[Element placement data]

----

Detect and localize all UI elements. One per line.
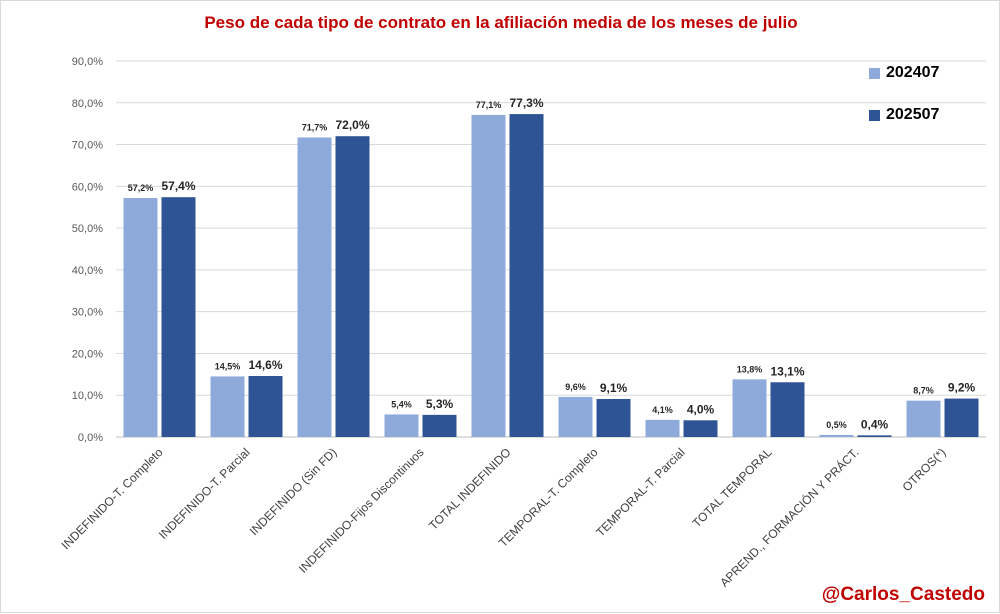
legend-label-202507: 202507 xyxy=(886,106,940,123)
y-tick-label: 50,0% xyxy=(72,223,103,235)
data-label-202507: 72,0% xyxy=(335,118,369,132)
data-label-202407: 4,1% xyxy=(652,405,673,415)
legend-swatch-202507 xyxy=(869,109,880,121)
bar-202407 xyxy=(471,114,506,437)
data-label-202507: 14,6% xyxy=(248,358,282,372)
legend-item-202507: 202507 xyxy=(869,105,939,125)
y-tick-label: 0,0% xyxy=(78,432,103,444)
legend-swatch-202407 xyxy=(869,67,880,79)
data-label-202407: 71,7% xyxy=(302,122,328,132)
category-label: OTROS(*) xyxy=(900,445,949,494)
legend: 202407 202507 xyxy=(869,63,939,147)
category-label: APREND., FORMACIÓN Y PRÁCT. xyxy=(716,445,861,590)
bar-202507 xyxy=(770,382,805,437)
data-label-202507: 13,1% xyxy=(770,364,804,378)
data-label-202507: 9,1% xyxy=(600,381,628,395)
category-label: TOTAL TEMPORAL xyxy=(690,445,775,530)
bar-202407 xyxy=(558,396,593,437)
data-label-202407: 9,6% xyxy=(565,382,586,392)
y-tick-label: 70,0% xyxy=(72,140,103,152)
data-label-202507: 4,0% xyxy=(687,402,715,416)
y-tick-label: 80,0% xyxy=(72,98,103,110)
bar-202507 xyxy=(857,435,892,437)
data-label-202507: 9,2% xyxy=(948,381,976,395)
bar-202407 xyxy=(123,198,158,437)
bar-202507 xyxy=(944,398,979,437)
bar-202407 xyxy=(384,414,419,437)
category-label: TEMPORAL-T. Completo xyxy=(496,445,601,550)
data-label-202507: 0,4% xyxy=(861,417,889,431)
category-label: INDEFINIDO-T. Completo xyxy=(59,445,166,552)
bar-202507 xyxy=(509,114,544,438)
bar-202407 xyxy=(297,137,332,437)
bar-202407 xyxy=(210,376,245,437)
chart-title: Peso de cada tipo de contrato en la afil… xyxy=(204,13,798,32)
data-label-202507: 77,3% xyxy=(509,96,543,110)
bar-202507 xyxy=(683,420,718,437)
bar-202407 xyxy=(906,400,941,437)
bar-202507 xyxy=(335,136,370,437)
y-tick-label: 10,0% xyxy=(72,390,103,402)
bar-202507 xyxy=(161,197,196,437)
category-label: INDEFINIDO-T. Parcial xyxy=(156,445,253,542)
data-label-202407: 77,1% xyxy=(476,100,502,110)
y-tick-label: 20,0% xyxy=(72,348,103,360)
author-watermark: @Carlos_Castedo xyxy=(821,584,985,605)
bar-202507 xyxy=(422,414,457,437)
y-tick-label: 90,0% xyxy=(72,56,103,68)
category-label: TOTAL INDEFINIDO xyxy=(426,445,514,533)
bar-202407 xyxy=(645,419,680,437)
data-label-202407: 5,4% xyxy=(391,399,412,409)
category-label: INDEFINIDO (Sin FD) xyxy=(247,445,340,538)
data-label-202407: 14,5% xyxy=(215,361,241,371)
data-label-202407: 8,7% xyxy=(913,386,934,396)
bar-202407 xyxy=(732,379,767,437)
bar-202407 xyxy=(819,434,854,437)
category-label: TEMPORAL-T. Parcial xyxy=(593,445,687,539)
data-label-202407: 57,2% xyxy=(128,183,154,193)
legend-item-202407: 202407 xyxy=(869,63,939,83)
y-tick-label: 40,0% xyxy=(72,265,103,277)
data-label-202407: 0,5% xyxy=(826,420,847,430)
bar-202507 xyxy=(248,376,283,437)
y-tick-label: 30,0% xyxy=(72,307,103,319)
bar-202507 xyxy=(596,398,631,437)
data-label-202407: 13,8% xyxy=(737,364,763,374)
data-label-202507: 5,3% xyxy=(426,397,454,411)
y-tick-label: 60,0% xyxy=(72,181,103,193)
data-label-202507: 57,4% xyxy=(161,179,195,193)
legend-label-202407: 202407 xyxy=(886,64,940,81)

----

Exercise brief. Please arrange every line of the items above as a Markdown table with two columns, Row and Entry, numbering the rows and skipping any blank lines. Leave the pictures out.

Exercise response.
| Row | Entry |
|---|---|
| 1 | Detect and localize all UI elements. One per line. |
| 2 | legend-label-202507: 202507 xyxy=(886,106,940,123) |
| 3 | y-tick-label: 50,0% xyxy=(72,223,103,235) |
| 4 | data-label-202507: 72,0% xyxy=(335,118,369,132) |
| 5 | data-label-202407: 4,1% xyxy=(652,405,673,415) |
| 6 | legend-swatch-202507 xyxy=(869,109,880,121) |
| 7 | bar-202407 xyxy=(471,114,506,437) |
| 8 | data-label-202507: 14,6% xyxy=(248,358,282,372) |
| 9 | legend-item-202507: 202507 xyxy=(869,105,939,125) |
| 10 | y-tick-label: 0,0% xyxy=(78,432,103,444) |
| 11 | legend-swatch-202407 xyxy=(869,67,880,79) |
| 12 | data-label-202407: 71,7% xyxy=(302,122,328,132) |
| 13 | category-label: OTROS(*) xyxy=(900,445,949,494) |
| 14 | legend: 202407 202507 xyxy=(869,63,939,147) |
| 15 | category-label: APREND., FORMACIÓN Y PRÁCT. xyxy=(716,445,861,590) |
| 16 | bar-202507 xyxy=(770,382,805,437) |
| 17 | data-label-202507: 13,1% xyxy=(770,364,804,378) |
| 18 | data-label-202507: 9,1% xyxy=(600,381,628,395) |
| 19 | category-label: TOTAL TEMPORAL xyxy=(690,445,775,530) |
| 20 | bar-202407 xyxy=(558,396,593,437) |
| 21 | data-label-202407: 9,6% xyxy=(565,382,586,392) |
| 22 | y-tick-label: 70,0% xyxy=(72,140,103,152) |
| 23 | data-label-202507: 4,0% xyxy=(687,402,715,416) |
| 24 | y-tick-label: 80,0% xyxy=(72,98,103,110) |
| 25 | bar-202507 xyxy=(857,435,892,437) |
| 26 | data-label-202507: 9,2% xyxy=(948,381,976,395) |
| 27 | bar-202407 xyxy=(123,198,158,437) |
| 28 | bar-202507 xyxy=(944,398,979,437) |
| 29 | bar-202407 xyxy=(384,414,419,437) |
| 30 | category-label: TEMPORAL-T. Completo xyxy=(496,445,601,550) |
| 31 | data-label-202507: 0,4% xyxy=(861,417,889,431) |
| 32 | category-label: INDEFINIDO-T. Completo xyxy=(59,445,166,552) |
| 33 | bar-202507 xyxy=(509,114,544,438) |
| 34 | bar-202407 xyxy=(297,137,332,437) |
| 35 | bar-202407 xyxy=(210,376,245,437) |
| 36 | chart-title: Peso de cada tipo de contrato en la afil… xyxy=(204,13,798,32) |
| 37 | data-label-202507: 77,3% xyxy=(509,96,543,110) |
| 38 | bar-202507 xyxy=(683,420,718,437) |
| 39 | bar-202407 xyxy=(906,400,941,437) |
| 40 | bar-202507 xyxy=(335,136,370,437) |
| 41 | y-tick-label: 10,0% xyxy=(72,390,103,402) |
| 42 | bar-202507 xyxy=(161,197,196,437) |
| 43 | category-label: INDEFINIDO-T. Parcial xyxy=(156,445,253,542) |
| 44 | data-label-202407: 77,1% xyxy=(476,100,502,110) |
| 45 | y-tick-label: 20,0% xyxy=(72,348,103,360) |
| 46 | author-watermark: @Carlos_Castedo xyxy=(821,584,985,605) |
| 47 | bar-202507 xyxy=(422,414,457,437) |
| 48 | y-tick-label: 90,0% xyxy=(72,56,103,68) |
| 49 | category-label: TOTAL INDEFINIDO xyxy=(426,445,514,533) |
| 50 | bar-202407 xyxy=(645,419,680,437) |
| 51 | data-label-202407: 5,4% xyxy=(391,399,412,409) |
| 52 | category-label: INDEFINIDO (Sin FD) xyxy=(247,445,340,538) |
| 53 | data-label-202407: 14,5% xyxy=(215,361,241,371) |
| 54 | data-label-202407: 8,7% xyxy=(913,386,934,396) |
| 55 | bar-202407 xyxy=(732,379,767,437) |
| 56 | bar-202407 xyxy=(819,434,854,437) |
| 57 | category-label: TEMPORAL-T. Parcial xyxy=(593,445,687,539) |
| 58 | data-label-202407: 57,2% xyxy=(128,183,154,193) |
| 59 | legend-item-202407: 202407 xyxy=(869,63,939,83) |
| 60 | y-tick-label: 40,0% xyxy=(72,265,103,277) |
| 61 | data-label-202407: 0,5% xyxy=(826,420,847,430) |
| 62 | bar-202507 xyxy=(248,376,283,437) |
| 63 | y-tick-label: 30,0% xyxy=(72,307,103,319) |
| 64 | bar-202507 xyxy=(596,398,631,437) |
| 65 | data-label-202407: 13,8% xyxy=(737,364,763,374) |
| 66 | data-label-202507: 5,3% xyxy=(426,397,454,411) |
| 67 | y-tick-label: 60,0% xyxy=(72,181,103,193) |
| 68 | data-label-202507: 57,4% xyxy=(161,179,195,193) |
| 69 | legend-label-202407: 202407 xyxy=(886,64,940,81) |